> [TO DO]
Repeat each line of the material exactly.

> [DATASET EXCERPTS]
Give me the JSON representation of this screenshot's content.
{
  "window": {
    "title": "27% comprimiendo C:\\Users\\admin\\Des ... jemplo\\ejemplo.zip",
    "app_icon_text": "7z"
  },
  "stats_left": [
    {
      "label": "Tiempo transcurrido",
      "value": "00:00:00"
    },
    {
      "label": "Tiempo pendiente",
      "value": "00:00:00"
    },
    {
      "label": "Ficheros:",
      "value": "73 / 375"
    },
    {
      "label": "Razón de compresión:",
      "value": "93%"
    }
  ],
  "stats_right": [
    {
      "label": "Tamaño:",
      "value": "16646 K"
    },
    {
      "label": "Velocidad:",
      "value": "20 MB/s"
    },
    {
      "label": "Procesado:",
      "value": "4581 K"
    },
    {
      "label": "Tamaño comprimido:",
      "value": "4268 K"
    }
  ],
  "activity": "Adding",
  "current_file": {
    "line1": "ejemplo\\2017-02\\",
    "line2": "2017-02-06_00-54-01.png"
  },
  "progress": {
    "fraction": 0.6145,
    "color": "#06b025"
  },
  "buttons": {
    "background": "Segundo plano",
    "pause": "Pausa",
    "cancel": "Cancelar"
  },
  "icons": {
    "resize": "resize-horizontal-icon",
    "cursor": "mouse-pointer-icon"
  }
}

> [THE ANSWER]
Give me the JSON representation of this screenshot's content.
{
  "window": {
    "title": "27% comprimiendo C:\\Users\\admin\\Des ... jemplo\\ejemplo.zip",
    "app_icon_text": "7z"
  },
  "stats_left": [
    {
      "label": "Tiempo transcurrido",
      "value": "00:00:00"
    },
    {
      "label": "Tiempo pendiente",
      "value": "00:00:00"
    },
    {
      "label": "Ficheros:",
      "value": "73 / 375"
    },
    {
      "label": "Razón de compresión:",
      "value": "93%"
    }
  ],
  "stats_right": [
    {
      "label": "Tamaño:",
      "value": "16646 K"
    },
    {
      "label": "Velocidad:",
      "value": "20 MB/s"
    },
    {
      "label": "Procesado:",
      "value": "4581 K"
    },
    {
      "label": "Tamaño comprimido:",
      "value": "4268 K"
    }
  ],
  "activity": "Adding",
  "current_file": {
    "line1": "ejemplo\\2017-02\\",
    "line2": "2017-02-06_00-54-01.png"
  },
  "progress": {
    "fraction": 0.6145,
    "color": "#06b025"
  },
  "buttons": {
    "background": "Segundo plano",
    "pause": "Pausa",
    "cancel": "Cancelar"
  },
  "icons": {
    "resize": "resize-horizontal-icon",
    "cursor": "mouse-pointer-icon"
  }
}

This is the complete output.